--- Task data ---
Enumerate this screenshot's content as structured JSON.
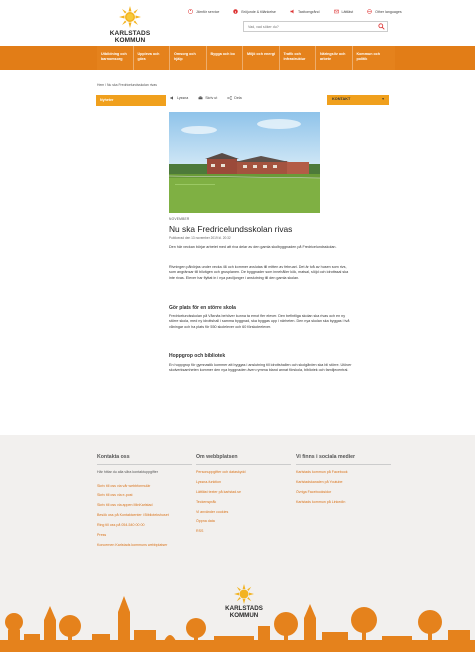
{
  "header": {
    "logo_text": "KARLSTADS KOMMUN",
    "top_links": [
      {
        "icon": "accessibility-icon",
        "label": "Jämför service"
      },
      {
        "icon": "info-icon",
        "label": "Bröjunde & tillänkelse"
      },
      {
        "icon": "speaker-icon",
        "label": "Taxitomgrånd"
      },
      {
        "icon": "mail-icon",
        "label": "Lättläst"
      },
      {
        "icon": "globe-icon",
        "label": "Other languages"
      }
    ],
    "search_placeholder": "Vad, vad söker du?"
  },
  "nav": {
    "items": [
      "Utbildning och barnomsorg",
      "Uppleva och göra",
      "Omsorg och hjälp",
      "Bygga och bo",
      "Miljö och energi",
      "Trafik och infrastruktur",
      "Näringsliv och arbete",
      "Kommun och politik"
    ]
  },
  "breadcrumb": "Hem / Nu ska Fredricelundsskolan rivas",
  "sidebar": {
    "tab_label": "Nyheter"
  },
  "tools": [
    {
      "icon": "speaker-icon",
      "label": "Lyssna"
    },
    {
      "icon": "print-icon",
      "label": "Skriv ut"
    },
    {
      "icon": "share-icon",
      "label": "Dela"
    }
  ],
  "contact_button": "KONTAKT",
  "article": {
    "kicker": "NOVEMBER",
    "title": "Nu ska Fredricelundsskolan rivas",
    "published": "Publicerad den 13 november 2019 kl. 20:32",
    "intro": "Den här veckan börjar arbetet med att riva delar av den gamla skolbyggnaden på Fredricelundsskolan.",
    "p1": "Rivningen påbörjas under vecka 46 och kommer avslutas till mitten av februari. Det är två av husen som rivs, som angränsar till bilvägen och grusplanen. De byggnader som innehåller kök, matsal, slöjd och idrottssal ska inte rivas. Elever har flyttat in i nya paviljonger i anslutning till den gamla skolan.",
    "h1": "Gör plats för en större skola",
    "p2": "Fredricelundsskolan på Våxnäs behöver kunna ta emot fler elever. Den befintliga skolan ska rivas och en ny större skola, med ny idrottshall i samma byggnad, ska byggas upp i närheten. Den nya skolan ska byggas i två våningar och ha plats för 550 skolelever och 60 förskoleelever.",
    "h2": "Hoppgrop och bibliotek",
    "p3": "En hoppgrop för gymnastik kommer att byggas i anslutning till idrottshallen och skolgården ska bli större. Utöver skolverksamheten kommer den nya byggnaden även rymma bland annat förskola, bibliotek och familjecentral."
  },
  "footer": {
    "col1": {
      "heading": "Kontakta oss",
      "intro": "Här hittar du alla våra kontaktuppgifter",
      "links": [
        "Skriv till oss via vår webbformulär",
        "Skriv till oss via e-post",
        "Skriv till oss via appen MinKarlstad",
        "Besök oss på Kontaktcenter i Bibliotekshuset",
        "Ring till oss på 054-540 00 00",
        "Press",
        "Koncernen Karlstads kommuns webbplatser"
      ]
    },
    "col2": {
      "heading": "Om webbplatsen",
      "links": [
        "Personuppgifter och dataskydd",
        "Lyssna-funktion",
        "Lättläst texter på karlstad.se",
        "Teckenspråk",
        "Vi använder cookies",
        "Öppna data",
        "RSS"
      ]
    },
    "col3": {
      "heading": "Vi finns i sociala medier",
      "links": [
        "Karlstads kommun på Facebook",
        "Karlstadskanalen på Youtube",
        "Övriga Facebooksidor",
        "Karlstads kommun på LinkedIn"
      ]
    },
    "logo_text": "KARLSTADS KOMMUN"
  },
  "colors": {
    "brand_orange": "#e5821c",
    "accent_yellow": "#f0a01d",
    "link_orange": "#d9731a",
    "footer_bg": "#f2f0ee"
  }
}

--- Exercise task ---
Repeat the records above exactly, leaving out any pictures they contain.

--- Answer in full ---
Enumerate this screenshot's content as structured JSON.
{
  "header": {
    "logo_text": "KARLSTADS KOMMUN",
    "top_links": [
      {
        "icon": "accessibility-icon",
        "label": "Jämför service"
      },
      {
        "icon": "info-icon",
        "label": "Bröjunde & tillänkelse"
      },
      {
        "icon": "speaker-icon",
        "label": "Taxitomgrånd"
      },
      {
        "icon": "mail-icon",
        "label": "Lättläst"
      },
      {
        "icon": "globe-icon",
        "label": "Other languages"
      }
    ],
    "search_placeholder": "Vad, vad söker du?"
  },
  "nav": {
    "items": [
      "Utbildning och barnomsorg",
      "Uppleva och göra",
      "Omsorg och hjälp",
      "Bygga och bo",
      "Miljö och energi",
      "Trafik och infrastruktur",
      "Näringsliv och arbete",
      "Kommun och politik"
    ]
  },
  "breadcrumb": "Hem / Nu ska Fredricelundsskolan rivas",
  "sidebar": {
    "tab_label": "Nyheter"
  },
  "tools": [
    {
      "icon": "speaker-icon",
      "label": "Lyssna"
    },
    {
      "icon": "print-icon",
      "label": "Skriv ut"
    },
    {
      "icon": "share-icon",
      "label": "Dela"
    }
  ],
  "contact_button": "KONTAKT",
  "article": {
    "kicker": "NOVEMBER",
    "title": "Nu ska Fredricelundsskolan rivas",
    "published": "Publicerad den 13 november 2019 kl. 20:32",
    "intro": "Den här veckan börjar arbetet med att riva delar av den gamla skolbyggnaden på Fredricelundsskolan.",
    "p1": "Rivningen påbörjas under vecka 46 och kommer avslutas till mitten av februari. Det är två av husen som rivs, som angränsar till bilvägen och grusplanen. De byggnader som innehåller kök, matsal, slöjd och idrottssal ska inte rivas. Elever har flyttat in i nya paviljonger i anslutning till den gamla skolan.",
    "h1": "Gör plats för en större skola",
    "p2": "Fredricelundsskolan på Våxnäs behöver kunna ta emot fler elever. Den befintliga skolan ska rivas och en ny större skola, med ny idrottshall i samma byggnad, ska byggas upp i närheten. Den nya skolan ska byggas i två våningar och ha plats för 550 skolelever och 60 förskoleelever.",
    "h2": "Hoppgrop och bibliotek",
    "p3": "En hoppgrop för gymnastik kommer att byggas i anslutning till idrottshallen och skolgården ska bli större. Utöver skolverksamheten kommer den nya byggnaden även rymma bland annat förskola, bibliotek och familjecentral."
  },
  "footer": {
    "col1": {
      "heading": "Kontakta oss",
      "intro": "Här hittar du alla våra kontaktuppgifter",
      "links": [
        "Skriv till oss via vår webbformulär",
        "Skriv till oss via e-post",
        "Skriv till oss via appen MinKarlstad",
        "Besök oss på Kontaktcenter i Bibliotekshuset",
        "Ring till oss på 054-540 00 00",
        "Press",
        "Koncernen Karlstads kommuns webbplatser"
      ]
    },
    "col2": {
      "heading": "Om webbplatsen",
      "links": [
        "Personuppgifter och dataskydd",
        "Lyssna-funktion",
        "Lättläst texter på karlstad.se",
        "Teckenspråk",
        "Vi använder cookies",
        "Öppna data",
        "RSS"
      ]
    },
    "col3": {
      "heading": "Vi finns i sociala medier",
      "links": [
        "Karlstads kommun på Facebook",
        "Karlstadskanalen på Youtube",
        "Övriga Facebooksidor",
        "Karlstads kommun på LinkedIn"
      ]
    },
    "logo_text": "KARLSTADS KOMMUN"
  },
  "colors": {
    "brand_orange": "#e5821c",
    "accent_yellow": "#f0a01d",
    "link_orange": "#d9731a",
    "footer_bg": "#f2f0ee"
  }
}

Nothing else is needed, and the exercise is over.